= EXTRACTED MATERIAL =
# # # # # # #

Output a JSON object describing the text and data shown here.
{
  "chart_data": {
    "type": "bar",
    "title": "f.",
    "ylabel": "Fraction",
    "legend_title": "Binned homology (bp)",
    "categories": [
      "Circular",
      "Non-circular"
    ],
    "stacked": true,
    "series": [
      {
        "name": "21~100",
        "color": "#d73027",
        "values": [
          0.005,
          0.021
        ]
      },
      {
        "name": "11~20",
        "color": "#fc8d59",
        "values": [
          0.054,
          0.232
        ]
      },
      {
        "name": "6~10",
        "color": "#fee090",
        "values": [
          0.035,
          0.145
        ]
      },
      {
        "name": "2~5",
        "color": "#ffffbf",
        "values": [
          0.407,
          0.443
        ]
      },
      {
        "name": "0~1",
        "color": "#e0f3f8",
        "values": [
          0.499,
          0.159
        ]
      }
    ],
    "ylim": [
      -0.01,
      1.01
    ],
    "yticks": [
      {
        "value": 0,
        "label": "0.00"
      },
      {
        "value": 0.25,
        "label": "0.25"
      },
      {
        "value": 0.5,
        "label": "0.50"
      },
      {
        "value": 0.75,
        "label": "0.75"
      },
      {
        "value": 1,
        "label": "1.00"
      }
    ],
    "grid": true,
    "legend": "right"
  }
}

# # # # # # #

= TO DO =
Write out all of the records above exactly as they appear.

= ANSWER TO THE TASK =
Output a JSON object describing the text and data shown here.
{
  "chart_data": {
    "type": "bar",
    "title": "f.",
    "ylabel": "Fraction",
    "legend_title": "Binned homology (bp)",
    "categories": [
      "Circular",
      "Non-circular"
    ],
    "stacked": true,
    "series": [
      {
        "name": "21~100",
        "color": "#d73027",
        "values": [
          0.005,
          0.021
        ]
      },
      {
        "name": "11~20",
        "color": "#fc8d59",
        "values": [
          0.054,
          0.232
        ]
      },
      {
        "name": "6~10",
        "color": "#fee090",
        "values": [
          0.035,
          0.145
        ]
      },
      {
        "name": "2~5",
        "color": "#ffffbf",
        "values": [
          0.407,
          0.443
        ]
      },
      {
        "name": "0~1",
        "color": "#e0f3f8",
        "values": [
          0.499,
          0.159
        ]
      }
    ],
    "ylim": [
      -0.01,
      1.01
    ],
    "yticks": [
      {
        "value": 0,
        "label": "0.00"
      },
      {
        "value": 0.25,
        "label": "0.25"
      },
      {
        "value": 0.5,
        "label": "0.50"
      },
      {
        "value": 0.75,
        "label": "0.75"
      },
      {
        "value": 1,
        "label": "1.00"
      }
    ],
    "grid": true,
    "legend": "right"
  }
}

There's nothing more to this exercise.